From the entries below, please gather each line containing the string "Output".

------

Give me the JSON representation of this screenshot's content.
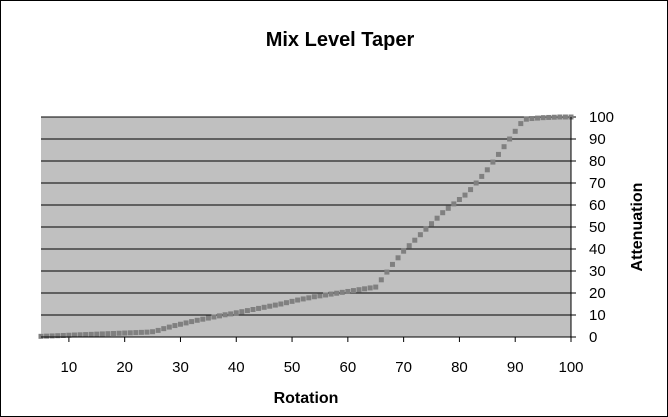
{
  "chart_data": {
    "type": "line",
    "title": "Mix Level Taper",
    "xlabel": "Rotation",
    "ylabel": "Attenuation",
    "xlim": [
      5,
      100
    ],
    "ylim": [
      0,
      100
    ],
    "x_ticks": [
      10,
      20,
      30,
      40,
      50,
      60,
      70,
      80,
      90,
      100
    ],
    "y_ticks": [
      0,
      10,
      20,
      30,
      40,
      50,
      60,
      70,
      80,
      90,
      100
    ],
    "y_axis_side": "right",
    "grid": "horizontal",
    "legend": "none",
    "colors": {
      "plot_bg": "#c0c0c0",
      "series": "#808080",
      "grid": "#000000"
    },
    "series": [
      {
        "x": [
          5,
          6,
          7,
          8,
          9,
          10,
          11,
          12,
          13,
          14,
          15,
          16,
          17,
          18,
          19,
          20,
          21,
          22,
          23,
          24,
          25,
          26,
          27,
          28,
          29,
          30,
          31,
          32,
          33,
          34,
          35,
          36,
          37,
          38,
          39,
          40,
          41,
          42,
          43,
          44,
          45,
          46,
          47,
          48,
          49,
          50,
          51,
          52,
          53,
          54,
          55,
          56,
          57,
          58,
          59,
          60,
          61,
          62,
          63,
          64,
          65,
          66,
          67,
          68,
          69,
          70,
          71,
          72,
          73,
          74,
          75,
          76,
          77,
          78,
          79,
          80,
          81,
          82,
          83,
          84,
          85,
          86,
          87,
          88,
          89,
          90,
          91,
          92,
          93,
          94,
          95,
          96,
          97,
          98,
          99,
          100
        ],
        "values": [
          0.3,
          0.4,
          0.5,
          0.6,
          0.7,
          0.8,
          0.9,
          1.0,
          1.1,
          1.2,
          1.3,
          1.4,
          1.5,
          1.6,
          1.7,
          1.8,
          1.9,
          2.0,
          2.1,
          2.2,
          2.4,
          3.0,
          3.8,
          4.5,
          5.2,
          5.8,
          6.4,
          7.0,
          7.6,
          8.1,
          8.6,
          9.1,
          9.6,
          10.1,
          10.5,
          11.0,
          11.5,
          12.0,
          12.5,
          13.0,
          13.5,
          14.0,
          14.5,
          15.0,
          15.6,
          16.2,
          16.8,
          17.3,
          17.8,
          18.3,
          18.7,
          19.1,
          19.5,
          19.9,
          20.3,
          20.7,
          21.1,
          21.5,
          21.9,
          22.3,
          22.7,
          26.0,
          29.5,
          33.0,
          36.0,
          39.0,
          41.5,
          44.0,
          46.5,
          49.0,
          51.5,
          54.0,
          56.5,
          58.5,
          60.5,
          62.5,
          64.5,
          67.0,
          70.0,
          73.0,
          76.0,
          79.5,
          83.0,
          86.5,
          90.0,
          93.5,
          97.0,
          99.0,
          99.3,
          99.5,
          99.7,
          99.8,
          99.9,
          100.0,
          100.0,
          100.0
        ]
      }
    ]
  }
}
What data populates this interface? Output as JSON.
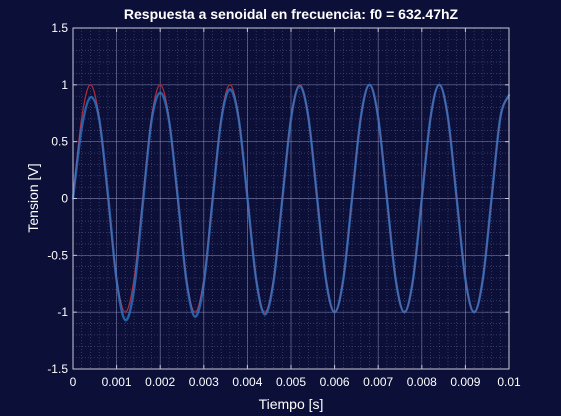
{
  "chart_data": {
    "type": "line",
    "title": "Respuesta a senoidal en frecuencia: f0 = 632.47hZ",
    "xlabel": "Tiempo [s]",
    "ylabel": "Tension [V]",
    "xlim": [
      0,
      0.01
    ],
    "ylim": [
      -1.5,
      1.5
    ],
    "xticks": [
      0,
      0.001,
      0.002,
      0.003,
      0.004,
      0.005,
      0.006,
      0.007,
      0.008,
      0.009,
      0.01
    ],
    "xtick_labels": [
      "0",
      "0.001",
      "0.002",
      "0.003",
      "0.004",
      "0.005",
      "0.006",
      "0.007",
      "0.008",
      "0.009",
      "0.01"
    ],
    "yticks": [
      -1.5,
      -1,
      -0.5,
      0,
      0.5,
      1,
      1.5
    ],
    "ytick_labels": [
      "-1.5",
      "-1",
      "-0.5",
      "0",
      "0.5",
      "1",
      "1.5"
    ],
    "grid": true,
    "minor_grid": true,
    "legend": false,
    "series": [
      {
        "color": "#b02a3a",
        "points": [
          [
            0,
            0
          ],
          [
            0.0002,
            0.71
          ],
          [
            0.0004,
            1.0
          ],
          [
            0.0006,
            0.71
          ],
          [
            0.0008,
            0.0
          ],
          [
            0.001,
            -0.71
          ],
          [
            0.0012,
            -1.0
          ],
          [
            0.0014,
            -0.71
          ],
          [
            0.0016,
            0.0
          ],
          [
            0.0018,
            0.71
          ],
          [
            0.002,
            1.0
          ],
          [
            0.0022,
            0.71
          ],
          [
            0.0024,
            0.0
          ],
          [
            0.0026,
            -0.71
          ],
          [
            0.0028,
            -1.0
          ],
          [
            0.003,
            -0.71
          ],
          [
            0.0032,
            0.0
          ],
          [
            0.0034,
            0.71
          ],
          [
            0.0036,
            1.0
          ],
          [
            0.0038,
            0.71
          ],
          [
            0.004,
            0.0
          ],
          [
            0.0042,
            -0.71
          ],
          [
            0.0044,
            -1.0
          ],
          [
            0.0046,
            -0.71
          ],
          [
            0.0048,
            0.0
          ],
          [
            0.005,
            0.71
          ],
          [
            0.0052,
            1.0
          ],
          [
            0.0054,
            0.71
          ],
          [
            0.0056,
            0.0
          ],
          [
            0.0058,
            -0.71
          ],
          [
            0.006,
            -1.0
          ],
          [
            0.0062,
            -0.71
          ],
          [
            0.0064,
            0.0
          ],
          [
            0.0066,
            0.71
          ],
          [
            0.0068,
            1.0
          ],
          [
            0.007,
            0.71
          ],
          [
            0.0072,
            0.0
          ],
          [
            0.0074,
            -0.71
          ],
          [
            0.0076,
            -1.0
          ],
          [
            0.0078,
            -0.71
          ],
          [
            0.008,
            0.0
          ],
          [
            0.0082,
            0.71
          ],
          [
            0.0084,
            1.0
          ],
          [
            0.0086,
            0.71
          ],
          [
            0.0088,
            0.0
          ],
          [
            0.009,
            -0.71
          ],
          [
            0.0092,
            -1.0
          ],
          [
            0.0094,
            -0.71
          ],
          [
            0.0096,
            0.0
          ],
          [
            0.0098,
            0.71
          ],
          [
            0.01,
            0.91
          ]
        ]
      },
      {
        "color": "#2f7fd4",
        "points": [
          [
            0,
            0
          ],
          [
            0.0002,
            0.62
          ],
          [
            0.0004,
            0.89
          ],
          [
            0.0006,
            0.7
          ],
          [
            0.0008,
            0.04
          ],
          [
            0.001,
            -0.72
          ],
          [
            0.0012,
            -1.07
          ],
          [
            0.0014,
            -0.8
          ],
          [
            0.0016,
            -0.05
          ],
          [
            0.0018,
            0.68
          ],
          [
            0.002,
            0.93
          ],
          [
            0.0022,
            0.69
          ],
          [
            0.0024,
            0.02
          ],
          [
            0.0026,
            -0.72
          ],
          [
            0.0028,
            -1.04
          ],
          [
            0.003,
            -0.75
          ],
          [
            0.0032,
            -0.02
          ],
          [
            0.0034,
            0.69
          ],
          [
            0.0036,
            0.96
          ],
          [
            0.0038,
            0.7
          ],
          [
            0.004,
            0.01
          ],
          [
            0.0042,
            -0.71
          ],
          [
            0.0044,
            -1.02
          ],
          [
            0.0046,
            -0.73
          ],
          [
            0.0048,
            -0.01
          ],
          [
            0.005,
            0.7
          ],
          [
            0.0052,
            0.99
          ],
          [
            0.0054,
            0.71
          ],
          [
            0.0056,
            0.0
          ],
          [
            0.0058,
            -0.71
          ],
          [
            0.006,
            -1.0
          ],
          [
            0.0062,
            -0.71
          ],
          [
            0.0064,
            0.0
          ],
          [
            0.0066,
            0.71
          ],
          [
            0.0068,
            1.0
          ],
          [
            0.007,
            0.71
          ],
          [
            0.0072,
            0.0
          ],
          [
            0.0074,
            -0.71
          ],
          [
            0.0076,
            -1.0
          ],
          [
            0.0078,
            -0.71
          ],
          [
            0.008,
            0.0
          ],
          [
            0.0082,
            0.71
          ],
          [
            0.0084,
            1.0
          ],
          [
            0.0086,
            0.71
          ],
          [
            0.0088,
            0.0
          ],
          [
            0.009,
            -0.71
          ],
          [
            0.0092,
            -1.0
          ],
          [
            0.0094,
            -0.71
          ],
          [
            0.0096,
            0.0
          ],
          [
            0.0098,
            0.71
          ],
          [
            0.01,
            0.91
          ]
        ]
      }
    ]
  },
  "colors": {
    "figure_background": "#0c0f38",
    "axes_background": "#0c0f38",
    "grid_major": "#8a8eb8",
    "grid_minor": "#4c5080",
    "axis_box": "#c8c8d8",
    "text": "#ffffff"
  }
}
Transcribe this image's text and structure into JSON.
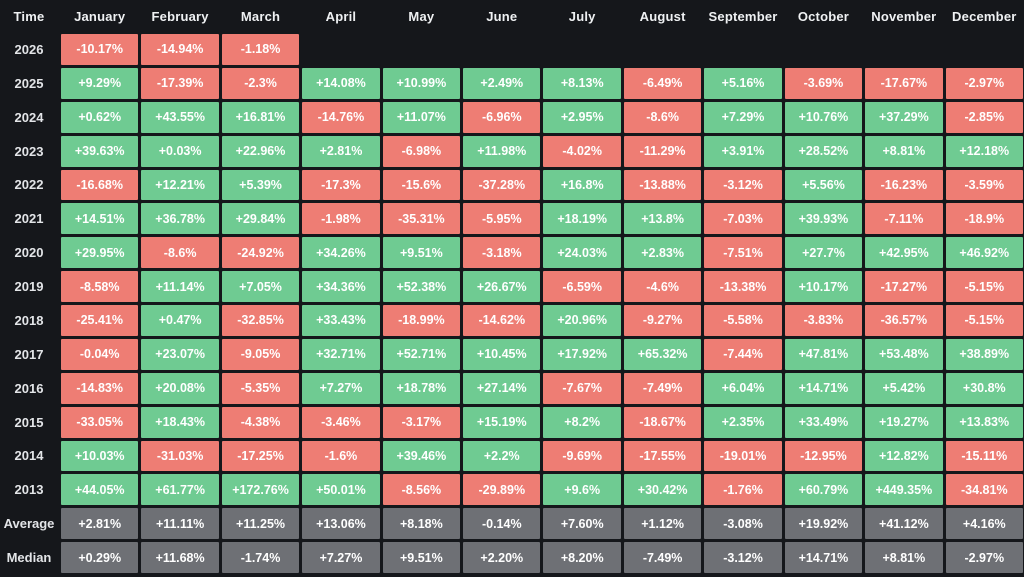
{
  "chart_data": {
    "type": "heatmap",
    "corner_label": "Time",
    "columns": [
      "January",
      "February",
      "March",
      "April",
      "May",
      "June",
      "July",
      "August",
      "September",
      "October",
      "November",
      "December"
    ],
    "rows": [
      {
        "label": "2026",
        "kind": "year",
        "values": [
          "-10.17%",
          "-14.94%",
          "-1.18%",
          null,
          null,
          null,
          null,
          null,
          null,
          null,
          null,
          null
        ]
      },
      {
        "label": "2025",
        "kind": "year",
        "values": [
          "+9.29%",
          "-17.39%",
          "-2.3%",
          "+14.08%",
          "+10.99%",
          "+2.49%",
          "+8.13%",
          "-6.49%",
          "+5.16%",
          "-3.69%",
          "-17.67%",
          "-2.97%"
        ]
      },
      {
        "label": "2024",
        "kind": "year",
        "values": [
          "+0.62%",
          "+43.55%",
          "+16.81%",
          "-14.76%",
          "+11.07%",
          "-6.96%",
          "+2.95%",
          "-8.6%",
          "+7.29%",
          "+10.76%",
          "+37.29%",
          "-2.85%"
        ]
      },
      {
        "label": "2023",
        "kind": "year",
        "values": [
          "+39.63%",
          "+0.03%",
          "+22.96%",
          "+2.81%",
          "-6.98%",
          "+11.98%",
          "-4.02%",
          "-11.29%",
          "+3.91%",
          "+28.52%",
          "+8.81%",
          "+12.18%"
        ]
      },
      {
        "label": "2022",
        "kind": "year",
        "values": [
          "-16.68%",
          "+12.21%",
          "+5.39%",
          "-17.3%",
          "-15.6%",
          "-37.28%",
          "+16.8%",
          "-13.88%",
          "-3.12%",
          "+5.56%",
          "-16.23%",
          "-3.59%"
        ]
      },
      {
        "label": "2021",
        "kind": "year",
        "values": [
          "+14.51%",
          "+36.78%",
          "+29.84%",
          "-1.98%",
          "-35.31%",
          "-5.95%",
          "+18.19%",
          "+13.8%",
          "-7.03%",
          "+39.93%",
          "-7.11%",
          "-18.9%"
        ]
      },
      {
        "label": "2020",
        "kind": "year",
        "values": [
          "+29.95%",
          "-8.6%",
          "-24.92%",
          "+34.26%",
          "+9.51%",
          "-3.18%",
          "+24.03%",
          "+2.83%",
          "-7.51%",
          "+27.7%",
          "+42.95%",
          "+46.92%"
        ]
      },
      {
        "label": "2019",
        "kind": "year",
        "values": [
          "-8.58%",
          "+11.14%",
          "+7.05%",
          "+34.36%",
          "+52.38%",
          "+26.67%",
          "-6.59%",
          "-4.6%",
          "-13.38%",
          "+10.17%",
          "-17.27%",
          "-5.15%"
        ]
      },
      {
        "label": "2018",
        "kind": "year",
        "values": [
          "-25.41%",
          "+0.47%",
          "-32.85%",
          "+33.43%",
          "-18.99%",
          "-14.62%",
          "+20.96%",
          "-9.27%",
          "-5.58%",
          "-3.83%",
          "-36.57%",
          "-5.15%"
        ]
      },
      {
        "label": "2017",
        "kind": "year",
        "values": [
          "-0.04%",
          "+23.07%",
          "-9.05%",
          "+32.71%",
          "+52.71%",
          "+10.45%",
          "+17.92%",
          "+65.32%",
          "-7.44%",
          "+47.81%",
          "+53.48%",
          "+38.89%"
        ]
      },
      {
        "label": "2016",
        "kind": "year",
        "values": [
          "-14.83%",
          "+20.08%",
          "-5.35%",
          "+7.27%",
          "+18.78%",
          "+27.14%",
          "-7.67%",
          "-7.49%",
          "+6.04%",
          "+14.71%",
          "+5.42%",
          "+30.8%"
        ]
      },
      {
        "label": "2015",
        "kind": "year",
        "values": [
          "-33.05%",
          "+18.43%",
          "-4.38%",
          "-3.46%",
          "-3.17%",
          "+15.19%",
          "+8.2%",
          "-18.67%",
          "+2.35%",
          "+33.49%",
          "+19.27%",
          "+13.83%"
        ]
      },
      {
        "label": "2014",
        "kind": "year",
        "values": [
          "+10.03%",
          "-31.03%",
          "-17.25%",
          "-1.6%",
          "+39.46%",
          "+2.2%",
          "-9.69%",
          "-17.55%",
          "-19.01%",
          "-12.95%",
          "+12.82%",
          "-15.11%"
        ]
      },
      {
        "label": "2013",
        "kind": "year",
        "values": [
          "+44.05%",
          "+61.77%",
          "+172.76%",
          "+50.01%",
          "-8.56%",
          "-29.89%",
          "+9.6%",
          "+30.42%",
          "-1.76%",
          "+60.79%",
          "+449.35%",
          "-34.81%"
        ]
      },
      {
        "label": "Average",
        "kind": "summary",
        "values": [
          "+2.81%",
          "+11.11%",
          "+11.25%",
          "+13.06%",
          "+8.18%",
          "-0.14%",
          "+7.60%",
          "+1.12%",
          "-3.08%",
          "+19.92%",
          "+41.12%",
          "+4.16%"
        ]
      },
      {
        "label": "Median",
        "kind": "summary",
        "values": [
          "+0.29%",
          "+11.68%",
          "-1.74%",
          "+7.27%",
          "+9.51%",
          "+2.20%",
          "+8.20%",
          "-7.49%",
          "-3.12%",
          "+14.71%",
          "+8.81%",
          "-2.97%"
        ]
      }
    ],
    "colors": {
      "positive": "#6fcb92",
      "negative": "#ee7d74",
      "neutral": "#6e7075",
      "background": "#15171b",
      "cell_text": "#ffffff",
      "header_text": "#eff1f3",
      "label_text": "#e3e5e8"
    },
    "legend_position": "none",
    "grid": false
  }
}
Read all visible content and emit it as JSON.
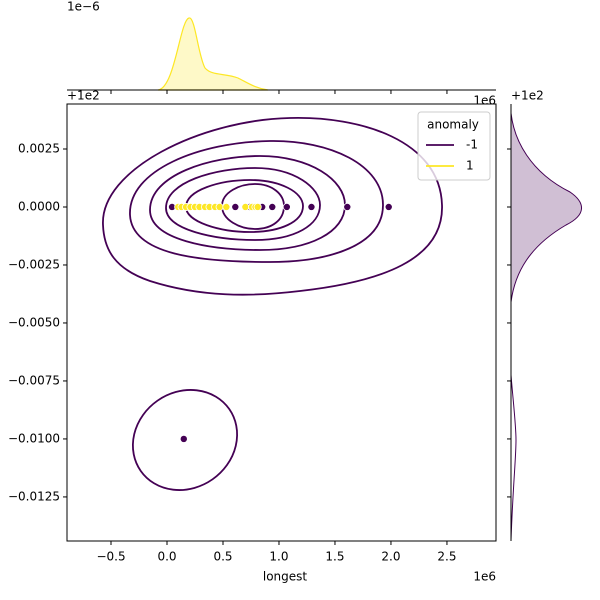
{
  "chart_data": {
    "type": "scatter",
    "x_label": "longest",
    "x_offset": "1e6",
    "y_offset": "+1e2",
    "top_y_offset": "1e−6",
    "top_x_offset": "1e6",
    "right_y_offset": "+1e2",
    "xlim": [
      -0.893,
      2.938
    ],
    "ylim": [
      -0.0144,
      0.00444
    ],
    "xticks": [
      {
        "value": -0.5,
        "label": "−0.5"
      },
      {
        "value": 0,
        "label": "0.0"
      },
      0.5,
      {
        "value": 1,
        "label": "1.0"
      },
      1.5,
      {
        "value": 2,
        "label": "2.0"
      },
      2.5
    ],
    "yticks": [
      0.0025,
      {
        "value": 0,
        "label": "0.0000"
      },
      {
        "value": -0.0025,
        "label": "−0.0025"
      },
      {
        "value": -0.005,
        "label": "−0.0050"
      },
      {
        "value": -0.0075,
        "label": "−0.0075"
      },
      {
        "value": -0.01,
        "label": "−0.0100"
      },
      {
        "value": -0.0125,
        "label": "−0.0125"
      }
    ],
    "legend_title": "anomaly",
    "legend_loc": "upper right",
    "series": [
      {
        "name": "-1",
        "color": "#440154",
        "x": [
          0.045,
          0.61,
          0.74,
          0.85,
          0.94,
          1.07,
          1.29,
          1.61,
          1.98,
          0.15
        ],
        "values": [
          0,
          0,
          0,
          0,
          0,
          0,
          0,
          0,
          0,
          -0.01
        ]
      },
      {
        "name": "1",
        "color": "#fde725",
        "x": [
          0.1,
          0.13,
          0.17,
          0.21,
          0.25,
          0.29,
          0.34,
          0.38,
          0.43,
          0.47,
          0.53,
          0.7,
          0.76,
          0.79,
          0.81
        ],
        "values": [
          0,
          0,
          0,
          0,
          0,
          0,
          0,
          0,
          0,
          0,
          0,
          0,
          0,
          0,
          0
        ]
      }
    ]
  }
}
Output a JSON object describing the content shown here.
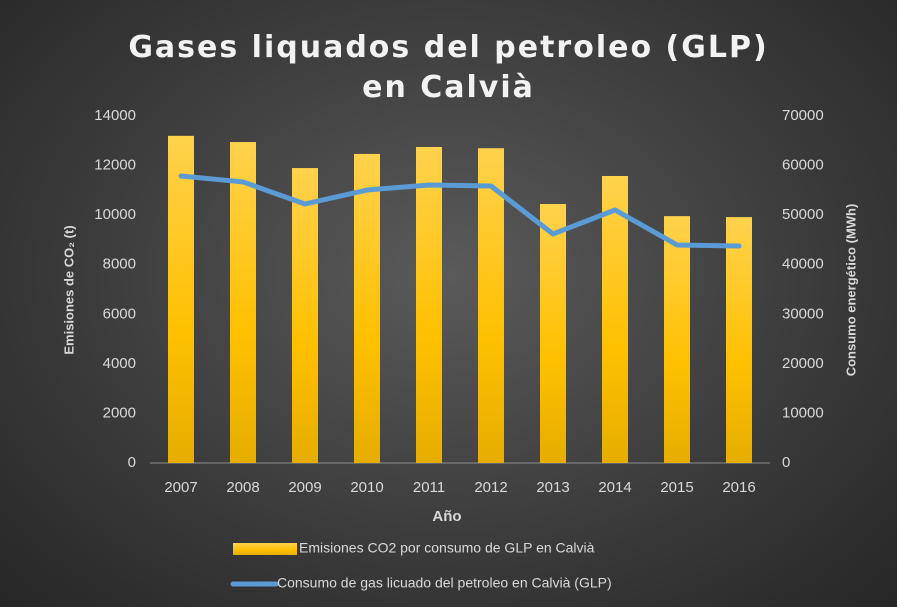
{
  "chart_data": {
    "type": "bar_line",
    "title": "Gases liquados del petroleo (GLP) en Calvià",
    "x_label": "Año",
    "y_label": "Emisiones de CO₂ (t)",
    "y2_label": "Consumo energético (MWh)",
    "categories": [
      "2007",
      "2008",
      "2009",
      "2010",
      "2011",
      "2012",
      "2013",
      "2014",
      "2015",
      "2016"
    ],
    "series": [
      {
        "name": "Emisiones CO2 por consumo de GLP en Calvià",
        "type": "bar",
        "color": "#ffc000",
        "values": [
          13200,
          12950,
          11900,
          12470,
          12750,
          12700,
          10450,
          11580,
          9960,
          9920
        ]
      },
      {
        "name": "Consumo de gas licuado del petroleo en Calvià (GLP)",
        "type": "line",
        "color": "#5b9bd5",
        "axis": "y2",
        "values": [
          57900,
          56700,
          52250,
          55070,
          56080,
          55880,
          46200,
          51040,
          43980,
          43770
        ]
      }
    ],
    "ylim": [
      0,
      14000
    ],
    "yticks": [
      0,
      2000,
      4000,
      6000,
      8000,
      10000,
      12000,
      14000
    ],
    "y2lim": [
      0,
      70000
    ],
    "y2ticks": [
      0,
      10000,
      20000,
      30000,
      40000,
      50000,
      60000,
      70000
    ],
    "grid": false,
    "legend": "bottom"
  }
}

------

• Written response:
What data populates this interface? Output as JSON.
Output a JSON object describing the content shown here.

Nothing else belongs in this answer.